:: What to do ::
Restate the listing that follows word for word, without its pictures.

:: Rows ::
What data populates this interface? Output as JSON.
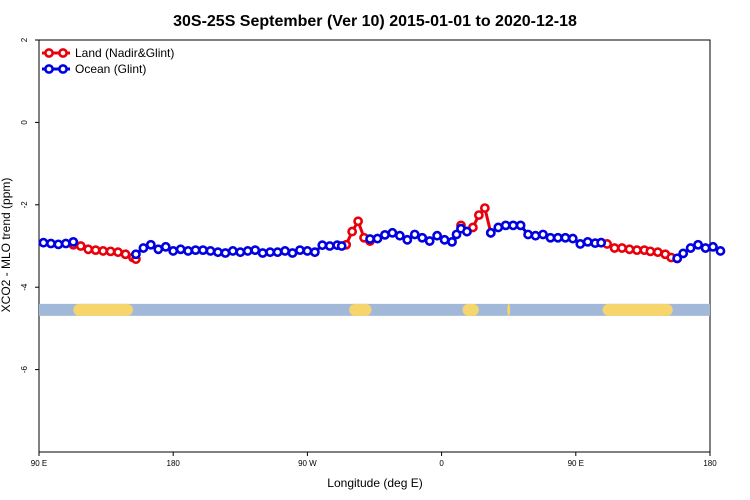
{
  "chart_data": {
    "type": "line",
    "title": "30S-25S September (Ver 10)   2015-01-01 to 2020-12-18",
    "xlabel": "Longitude (deg E)",
    "ylabel": "XCO2 - MLO trend (ppm)",
    "xlim": [
      90,
      450
    ],
    "ylim": [
      -8,
      2
    ],
    "x_ticks": [
      {
        "value": 90,
        "label": "90 E"
      },
      {
        "value": 180,
        "label": "180"
      },
      {
        "value": 270,
        "label": "90 W"
      },
      {
        "value": 360,
        "label": "0"
      },
      {
        "value": 450,
        "label": "90 E"
      },
      {
        "value": 540,
        "label": "180"
      }
    ],
    "y_ticks": [
      {
        "value": 2,
        "label": "2"
      },
      {
        "value": 0,
        "label": "0"
      },
      {
        "value": -2,
        "label": "-2"
      },
      {
        "value": -4,
        "label": "-4"
      },
      {
        "value": -6,
        "label": "-6"
      }
    ],
    "legend_position": "top-left",
    "series": [
      {
        "name": "Land (Nadir&Glint)",
        "color": "#e8000b",
        "segments": [
          {
            "x": [
              113,
              118,
              123,
              128,
              133,
              138,
              143,
              148,
              153,
              155
            ],
            "y": [
              -2.97,
              -3.0,
              -3.08,
              -3.1,
              -3.12,
              -3.13,
              -3.15,
              -3.2,
              -3.28,
              -3.32
            ]
          },
          {
            "x": [
              296,
              300,
              304,
              308,
              312
            ],
            "y": [
              -2.97,
              -2.65,
              -2.4,
              -2.8,
              -2.88
            ]
          },
          {
            "x": [
              373,
              377,
              381,
              385,
              389,
              393
            ],
            "y": [
              -2.5,
              -2.65,
              -2.55,
              -2.25,
              -2.08,
              -2.68
            ]
          },
          {
            "x": [
              467,
              471,
              476,
              481,
              486,
              491,
              496,
              500,
              505,
              510,
              514,
              518
            ],
            "y": [
              -2.92,
              -2.95,
              -3.05,
              -3.05,
              -3.08,
              -3.1,
              -3.1,
              -3.13,
              -3.15,
              -3.2,
              -3.28,
              -3.3
            ]
          }
        ]
      },
      {
        "name": "Ocean (Glint)",
        "color": "#0000e0",
        "segments": [
          {
            "x": [
              93,
              98,
              103,
              108,
              113
            ],
            "y": [
              -2.92,
              -2.94,
              -2.96,
              -2.94,
              -2.9
            ]
          },
          {
            "x": [
              155,
              160,
              165,
              170,
              175,
              180,
              185,
              190,
              195,
              200,
              205,
              210,
              215,
              220,
              225,
              230,
              235,
              240,
              245,
              250,
              255,
              260,
              265,
              270,
              275,
              280,
              285,
              290,
              293
            ],
            "y": [
              -3.2,
              -3.05,
              -2.97,
              -3.08,
              -3.02,
              -3.12,
              -3.08,
              -3.12,
              -3.1,
              -3.1,
              -3.12,
              -3.15,
              -3.17,
              -3.12,
              -3.15,
              -3.12,
              -3.1,
              -3.17,
              -3.15,
              -3.15,
              -3.12,
              -3.17,
              -3.1,
              -3.12,
              -3.15,
              -2.98,
              -3.0,
              -2.98,
              -3.0
            ]
          },
          {
            "x": [
              312,
              317,
              322,
              327,
              332,
              337,
              342,
              347,
              352,
              357,
              362,
              367,
              370,
              373,
              377
            ],
            "y": [
              -2.83,
              -2.82,
              -2.73,
              -2.68,
              -2.75,
              -2.85,
              -2.72,
              -2.8,
              -2.88,
              -2.75,
              -2.85,
              -2.9,
              -2.72,
              -2.58,
              -2.65
            ]
          },
          {
            "x": [
              393,
              398,
              403,
              408,
              413,
              418,
              423,
              428,
              433,
              438,
              443,
              448,
              453,
              458,
              463,
              467
            ],
            "y": [
              -2.68,
              -2.55,
              -2.5,
              -2.5,
              -2.5,
              -2.72,
              -2.75,
              -2.72,
              -2.8,
              -2.8,
              -2.8,
              -2.82,
              -2.95,
              -2.9,
              -2.93,
              -2.92
            ]
          },
          {
            "x": [
              518,
              522,
              527,
              532,
              537,
              542,
              547
            ],
            "y": [
              -3.3,
              -3.18,
              -3.05,
              -2.97,
              -3.05,
              -3.02,
              -3.12
            ]
          }
        ]
      }
    ],
    "surface_strip": {
      "y": -4.55,
      "ocean_color": "#a2b8d8",
      "land_color": "#f6d56c",
      "land_ranges": [
        [
          113,
          153
        ],
        [
          298,
          313
        ],
        [
          374,
          385
        ],
        [
          404,
          406
        ],
        [
          468,
          515
        ]
      ]
    }
  }
}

:: Final answer ::
What data populates this interface? Output as JSON.
{
  "chart_data": {
    "type": "line",
    "title": "30S-25S September (Ver 10)   2015-01-01 to 2020-12-18",
    "xlabel": "Longitude (deg E)",
    "ylabel": "XCO2 - MLO trend (ppm)",
    "xlim": [
      90,
      450
    ],
    "ylim": [
      -8,
      2
    ],
    "x_ticks": [
      {
        "value": 90,
        "label": "90 E"
      },
      {
        "value": 180,
        "label": "180"
      },
      {
        "value": 270,
        "label": "90 W"
      },
      {
        "value": 360,
        "label": "0"
      },
      {
        "value": 450,
        "label": "90 E"
      },
      {
        "value": 540,
        "label": "180"
      }
    ],
    "y_ticks": [
      {
        "value": 2,
        "label": "2"
      },
      {
        "value": 0,
        "label": "0"
      },
      {
        "value": -2,
        "label": "-2"
      },
      {
        "value": -4,
        "label": "-4"
      },
      {
        "value": -6,
        "label": "-6"
      }
    ],
    "legend_position": "top-left",
    "series": [
      {
        "name": "Land (Nadir&Glint)",
        "color": "#e8000b",
        "segments": [
          {
            "x": [
              113,
              118,
              123,
              128,
              133,
              138,
              143,
              148,
              153,
              155
            ],
            "y": [
              -2.97,
              -3.0,
              -3.08,
              -3.1,
              -3.12,
              -3.13,
              -3.15,
              -3.2,
              -3.28,
              -3.32
            ]
          },
          {
            "x": [
              296,
              300,
              304,
              308,
              312
            ],
            "y": [
              -2.97,
              -2.65,
              -2.4,
              -2.8,
              -2.88
            ]
          },
          {
            "x": [
              373,
              377,
              381,
              385,
              389,
              393
            ],
            "y": [
              -2.5,
              -2.65,
              -2.55,
              -2.25,
              -2.08,
              -2.68
            ]
          },
          {
            "x": [
              467,
              471,
              476,
              481,
              486,
              491,
              496,
              500,
              505,
              510,
              514,
              518
            ],
            "y": [
              -2.92,
              -2.95,
              -3.05,
              -3.05,
              -3.08,
              -3.1,
              -3.1,
              -3.13,
              -3.15,
              -3.2,
              -3.28,
              -3.3
            ]
          }
        ]
      },
      {
        "name": "Ocean (Glint)",
        "color": "#0000e0",
        "segments": [
          {
            "x": [
              93,
              98,
              103,
              108,
              113
            ],
            "y": [
              -2.92,
              -2.94,
              -2.96,
              -2.94,
              -2.9
            ]
          },
          {
            "x": [
              155,
              160,
              165,
              170,
              175,
              180,
              185,
              190,
              195,
              200,
              205,
              210,
              215,
              220,
              225,
              230,
              235,
              240,
              245,
              250,
              255,
              260,
              265,
              270,
              275,
              280,
              285,
              290,
              293
            ],
            "y": [
              -3.2,
              -3.05,
              -2.97,
              -3.08,
              -3.02,
              -3.12,
              -3.08,
              -3.12,
              -3.1,
              -3.1,
              -3.12,
              -3.15,
              -3.17,
              -3.12,
              -3.15,
              -3.12,
              -3.1,
              -3.17,
              -3.15,
              -3.15,
              -3.12,
              -3.17,
              -3.1,
              -3.12,
              -3.15,
              -2.98,
              -3.0,
              -2.98,
              -3.0
            ]
          },
          {
            "x": [
              312,
              317,
              322,
              327,
              332,
              337,
              342,
              347,
              352,
              357,
              362,
              367,
              370,
              373,
              377
            ],
            "y": [
              -2.83,
              -2.82,
              -2.73,
              -2.68,
              -2.75,
              -2.85,
              -2.72,
              -2.8,
              -2.88,
              -2.75,
              -2.85,
              -2.9,
              -2.72,
              -2.58,
              -2.65
            ]
          },
          {
            "x": [
              393,
              398,
              403,
              408,
              413,
              418,
              423,
              428,
              433,
              438,
              443,
              448,
              453,
              458,
              463,
              467
            ],
            "y": [
              -2.68,
              -2.55,
              -2.5,
              -2.5,
              -2.5,
              -2.72,
              -2.75,
              -2.72,
              -2.8,
              -2.8,
              -2.8,
              -2.82,
              -2.95,
              -2.9,
              -2.93,
              -2.92
            ]
          },
          {
            "x": [
              518,
              522,
              527,
              532,
              537,
              542,
              547
            ],
            "y": [
              -3.3,
              -3.18,
              -3.05,
              -2.97,
              -3.05,
              -3.02,
              -3.12
            ]
          }
        ]
      }
    ],
    "surface_strip": {
      "y": -4.55,
      "ocean_color": "#a2b8d8",
      "land_color": "#f6d56c",
      "land_ranges": [
        [
          113,
          153
        ],
        [
          298,
          313
        ],
        [
          374,
          385
        ],
        [
          404,
          406
        ],
        [
          468,
          515
        ]
      ]
    }
  }
}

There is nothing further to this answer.